### [Objective A]
In the DAVILA text below, rewrite the paragraph beginning "DAVILA takes two files as inputs" as a shorter bulleted list that keeps its main facts.
### [Objective B]
For each statement, say whether the DAVILA text below agrees with it. Answer yes or no, and quote the words from the text that decide it. (i) DAVILA is open source. (ii) DAVILA cannot produce a diagram unless a customization file is supplied. (iii) No other database schema visualization tools are available besides DAVILA.

### [Selected text]
Data modeling is a subject of study within digital humanities (Flanders and Jannidis, 2015) with special emphasis on the creative, scholarly, and normative aspects of data modeling in database design (Verhoeven, 2014; Bauer, 2015). By imagining our sources as data, and then abstracting th ose data to the point where quantitative methods gain purchase but still retain their original context, digital humanists are reimagining what it means to study the human record. While the study of data modeling is crucial to digital humanities, it is complicated by database schema conventions. Whether expressed in technical diagrams or computer code, database schemas initially present as confusing to anyone not trained to read them. Yet, schemas contain crucial information about how humanities data are translated to the computer, creating affordances for querying, browsing, and display – making direct access to schemas valuable to researchers, users, and peer reviewers.
DAVILA is an open source relational database schema annotation and visualization tool created to help bridge this gap. While there are other database schema visualization tools (ex. MySQL Workbench, DbVisualizer, and DbSchema) available, DAVILA was specifically designed to function within digital humanities project teams and to document digital humanities projects for the non-technical audiences that use and review them. Drawing on the scholarly practice of annotation as well as the principles of Information Design (Tufte, 2006a; Tufte, 1997; Tufte, 2006b; Tufte, 2006c) and Computational Information Design (Fry, 2004), DAVILA creates a modified Entity-Relationship diagram (see (Ramsay, 2004) for a more detailed description of E-R diagrams) that can be used by both technical and content experts.
DAVILA takes two files as inputs: a database schema and an optional plain text customization file. Examples of both files are included with the software. When a schema is processed without a customization file DAVILA will create a blue box for each entity, and connect the entities based on their relationships (if specified in the schema). So, if a user is given someone else's database without documentation, she can use DAVILA to create a technical diagram from the schema. The user can then explore the entities in the interface and get a better sense of a new system. The customization file can be completed in an iterative process until the entire system has been documented.

### [Stored rows]
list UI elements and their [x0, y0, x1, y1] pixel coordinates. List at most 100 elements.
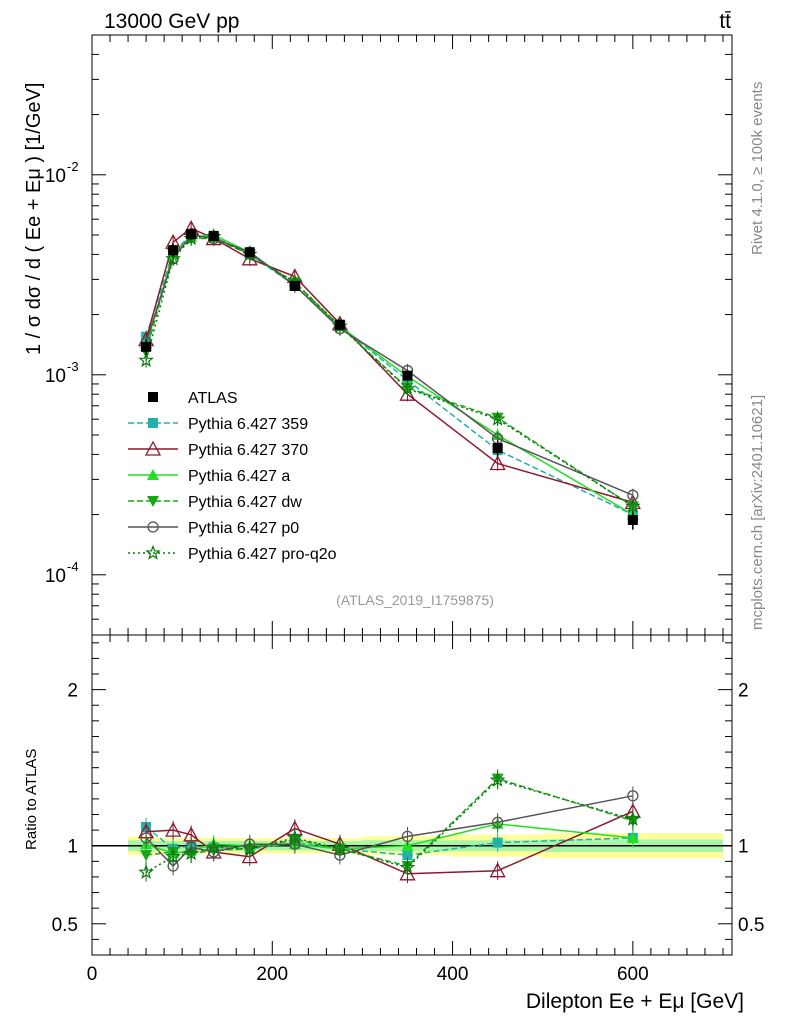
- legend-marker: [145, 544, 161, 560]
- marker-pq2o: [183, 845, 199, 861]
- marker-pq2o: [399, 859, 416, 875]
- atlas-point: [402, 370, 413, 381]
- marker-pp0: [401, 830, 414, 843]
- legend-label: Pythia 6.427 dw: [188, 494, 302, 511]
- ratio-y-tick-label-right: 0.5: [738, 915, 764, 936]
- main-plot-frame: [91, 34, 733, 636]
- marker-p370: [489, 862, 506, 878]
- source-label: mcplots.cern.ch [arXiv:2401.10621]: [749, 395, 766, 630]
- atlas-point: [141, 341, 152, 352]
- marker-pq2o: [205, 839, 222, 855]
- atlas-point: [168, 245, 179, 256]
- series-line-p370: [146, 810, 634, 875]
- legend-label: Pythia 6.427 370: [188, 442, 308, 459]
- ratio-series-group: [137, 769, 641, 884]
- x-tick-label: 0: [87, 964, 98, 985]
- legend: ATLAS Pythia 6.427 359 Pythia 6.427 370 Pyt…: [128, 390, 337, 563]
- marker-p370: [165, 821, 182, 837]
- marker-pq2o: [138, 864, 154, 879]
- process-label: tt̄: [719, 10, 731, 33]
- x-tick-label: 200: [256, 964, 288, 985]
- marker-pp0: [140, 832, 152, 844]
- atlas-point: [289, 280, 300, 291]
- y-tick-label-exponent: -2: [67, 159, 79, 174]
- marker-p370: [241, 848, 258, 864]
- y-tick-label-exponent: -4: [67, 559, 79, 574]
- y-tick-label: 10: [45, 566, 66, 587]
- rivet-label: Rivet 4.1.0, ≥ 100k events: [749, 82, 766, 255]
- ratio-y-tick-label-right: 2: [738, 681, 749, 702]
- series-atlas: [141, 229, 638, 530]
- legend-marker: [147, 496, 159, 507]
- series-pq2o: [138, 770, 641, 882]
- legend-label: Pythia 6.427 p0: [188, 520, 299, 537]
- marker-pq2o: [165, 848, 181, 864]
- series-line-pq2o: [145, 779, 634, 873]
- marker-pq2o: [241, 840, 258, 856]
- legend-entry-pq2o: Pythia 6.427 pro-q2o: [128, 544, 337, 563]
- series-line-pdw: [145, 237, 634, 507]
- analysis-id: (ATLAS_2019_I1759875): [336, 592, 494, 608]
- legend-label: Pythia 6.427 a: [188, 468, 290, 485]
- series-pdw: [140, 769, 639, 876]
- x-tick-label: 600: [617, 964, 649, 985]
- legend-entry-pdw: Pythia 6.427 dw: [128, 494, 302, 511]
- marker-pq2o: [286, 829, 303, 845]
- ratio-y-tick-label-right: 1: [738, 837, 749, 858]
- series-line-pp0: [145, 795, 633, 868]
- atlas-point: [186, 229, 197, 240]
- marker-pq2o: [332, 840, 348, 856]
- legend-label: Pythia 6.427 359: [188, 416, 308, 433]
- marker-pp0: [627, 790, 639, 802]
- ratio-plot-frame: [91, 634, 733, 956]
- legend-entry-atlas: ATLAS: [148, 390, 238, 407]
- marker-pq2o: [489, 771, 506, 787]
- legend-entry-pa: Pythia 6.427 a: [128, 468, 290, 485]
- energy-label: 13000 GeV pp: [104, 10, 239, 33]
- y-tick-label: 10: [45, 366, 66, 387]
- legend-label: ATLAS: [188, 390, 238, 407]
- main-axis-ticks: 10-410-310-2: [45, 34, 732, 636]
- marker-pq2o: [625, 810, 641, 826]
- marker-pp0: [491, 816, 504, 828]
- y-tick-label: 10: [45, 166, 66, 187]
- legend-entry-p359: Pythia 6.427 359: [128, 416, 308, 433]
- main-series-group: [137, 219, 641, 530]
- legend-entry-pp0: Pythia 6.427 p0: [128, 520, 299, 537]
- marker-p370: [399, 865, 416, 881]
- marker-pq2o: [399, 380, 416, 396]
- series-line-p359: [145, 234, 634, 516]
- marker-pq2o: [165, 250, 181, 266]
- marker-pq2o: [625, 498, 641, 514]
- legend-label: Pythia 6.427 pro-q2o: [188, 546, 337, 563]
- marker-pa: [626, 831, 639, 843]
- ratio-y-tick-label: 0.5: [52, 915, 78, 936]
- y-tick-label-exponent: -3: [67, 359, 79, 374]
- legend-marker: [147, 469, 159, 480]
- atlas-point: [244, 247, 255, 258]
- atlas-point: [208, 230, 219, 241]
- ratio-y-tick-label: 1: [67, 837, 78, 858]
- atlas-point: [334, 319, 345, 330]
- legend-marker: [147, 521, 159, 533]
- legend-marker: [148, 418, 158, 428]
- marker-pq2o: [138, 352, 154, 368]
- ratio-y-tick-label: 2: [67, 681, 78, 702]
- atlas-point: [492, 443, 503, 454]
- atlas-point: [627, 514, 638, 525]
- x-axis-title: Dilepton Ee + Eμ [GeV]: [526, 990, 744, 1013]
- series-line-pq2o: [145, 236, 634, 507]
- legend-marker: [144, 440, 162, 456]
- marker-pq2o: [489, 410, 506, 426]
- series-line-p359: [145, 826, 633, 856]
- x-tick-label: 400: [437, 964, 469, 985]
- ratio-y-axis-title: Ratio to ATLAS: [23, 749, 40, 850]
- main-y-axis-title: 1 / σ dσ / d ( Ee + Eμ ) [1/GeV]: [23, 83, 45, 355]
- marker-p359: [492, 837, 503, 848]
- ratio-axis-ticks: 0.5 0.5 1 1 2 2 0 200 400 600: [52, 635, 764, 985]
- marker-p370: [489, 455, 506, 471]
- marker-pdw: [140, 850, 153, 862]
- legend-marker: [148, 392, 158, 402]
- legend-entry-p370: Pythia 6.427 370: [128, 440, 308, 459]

==

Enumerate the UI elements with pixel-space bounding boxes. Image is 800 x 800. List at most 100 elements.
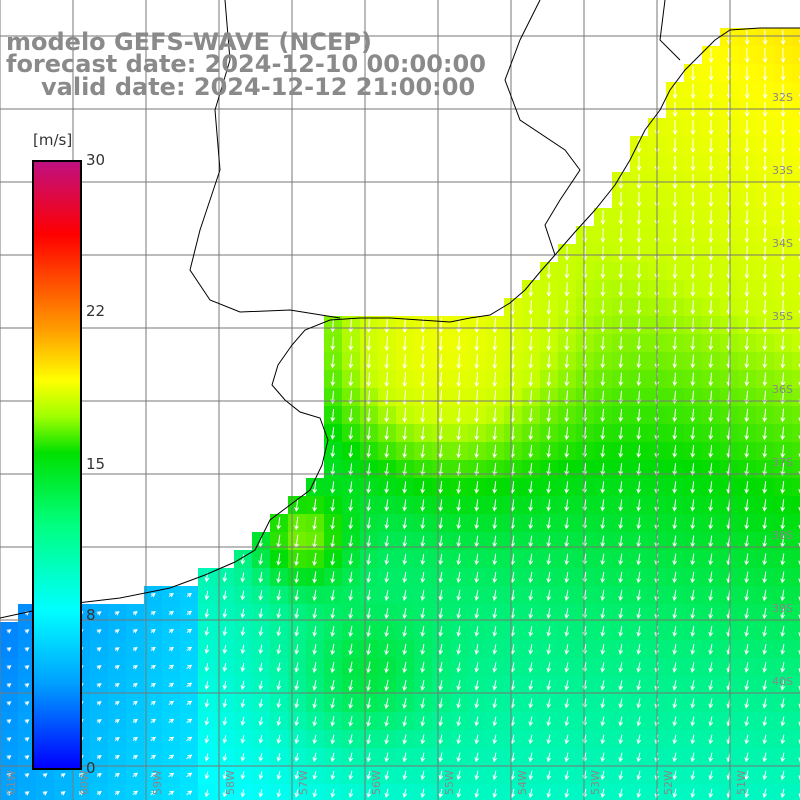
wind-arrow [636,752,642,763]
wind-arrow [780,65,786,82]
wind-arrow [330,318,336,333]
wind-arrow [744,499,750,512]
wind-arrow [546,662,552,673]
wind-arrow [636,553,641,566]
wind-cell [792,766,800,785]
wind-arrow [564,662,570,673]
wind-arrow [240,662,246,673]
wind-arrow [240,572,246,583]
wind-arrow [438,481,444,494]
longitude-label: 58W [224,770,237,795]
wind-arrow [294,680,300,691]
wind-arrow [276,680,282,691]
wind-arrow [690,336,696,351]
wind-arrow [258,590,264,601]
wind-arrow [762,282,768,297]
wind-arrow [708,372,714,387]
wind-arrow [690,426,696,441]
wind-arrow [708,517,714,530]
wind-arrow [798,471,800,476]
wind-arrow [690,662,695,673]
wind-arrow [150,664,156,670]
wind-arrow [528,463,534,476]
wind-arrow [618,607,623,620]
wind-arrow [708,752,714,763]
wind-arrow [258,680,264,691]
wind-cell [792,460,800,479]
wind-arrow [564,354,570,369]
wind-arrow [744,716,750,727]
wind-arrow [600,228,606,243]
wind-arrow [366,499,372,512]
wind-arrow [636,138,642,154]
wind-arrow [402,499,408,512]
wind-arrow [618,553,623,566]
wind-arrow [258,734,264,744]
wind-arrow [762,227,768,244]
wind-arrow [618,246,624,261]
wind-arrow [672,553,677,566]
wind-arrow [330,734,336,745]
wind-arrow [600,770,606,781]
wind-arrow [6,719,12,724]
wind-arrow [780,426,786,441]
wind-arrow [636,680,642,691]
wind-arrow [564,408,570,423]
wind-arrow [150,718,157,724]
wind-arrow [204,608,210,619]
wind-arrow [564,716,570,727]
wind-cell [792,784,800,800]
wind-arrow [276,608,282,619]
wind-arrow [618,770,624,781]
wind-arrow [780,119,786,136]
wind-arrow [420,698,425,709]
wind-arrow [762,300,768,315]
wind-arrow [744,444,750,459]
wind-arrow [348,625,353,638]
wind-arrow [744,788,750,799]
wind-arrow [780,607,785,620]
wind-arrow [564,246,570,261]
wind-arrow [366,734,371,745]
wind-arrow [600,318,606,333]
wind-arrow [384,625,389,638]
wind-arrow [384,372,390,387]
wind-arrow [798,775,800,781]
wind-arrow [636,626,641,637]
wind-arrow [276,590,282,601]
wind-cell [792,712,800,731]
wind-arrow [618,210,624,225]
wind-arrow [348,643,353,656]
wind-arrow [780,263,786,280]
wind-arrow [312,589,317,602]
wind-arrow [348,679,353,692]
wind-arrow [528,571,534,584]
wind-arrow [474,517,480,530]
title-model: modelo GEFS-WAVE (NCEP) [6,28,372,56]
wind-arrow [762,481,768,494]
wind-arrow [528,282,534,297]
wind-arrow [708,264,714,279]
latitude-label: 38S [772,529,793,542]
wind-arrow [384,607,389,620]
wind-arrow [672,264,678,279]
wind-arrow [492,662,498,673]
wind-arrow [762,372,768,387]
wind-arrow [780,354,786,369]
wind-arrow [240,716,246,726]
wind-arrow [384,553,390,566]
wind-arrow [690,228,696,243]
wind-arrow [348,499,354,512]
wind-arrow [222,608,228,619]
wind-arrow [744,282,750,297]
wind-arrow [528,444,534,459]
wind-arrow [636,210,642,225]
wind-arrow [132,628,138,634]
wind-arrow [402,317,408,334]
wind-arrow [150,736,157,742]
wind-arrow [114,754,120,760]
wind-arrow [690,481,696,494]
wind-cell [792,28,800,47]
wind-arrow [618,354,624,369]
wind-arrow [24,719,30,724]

### [Task response A]
- DAVILA takes two inputs: a database schema and an optional plain text customization file. Examples of both come with the software.
- Without a customization file, it draws a blue box for each entity and connects the entities by their relationships, if the schema specifies them.
- A user given an undocumented database can therefore build a technical diagram from its schema and explore the entities to understand the new system.
- The customization file can be filled in iteratively until the whole system is documented.

### [Task response B]
(i) Yes: "DAVILA is an open source relational database schema annotation and visualization tool"
(ii) No: "When a schema is processed without a customization file DAVILA will create a blue box for each entity, and connect the entities based on their relationships"
(iii) No: "While there are other database schema visualization tools (ex. MySQL Workbench, DbVisualizer, and DbSchema) available"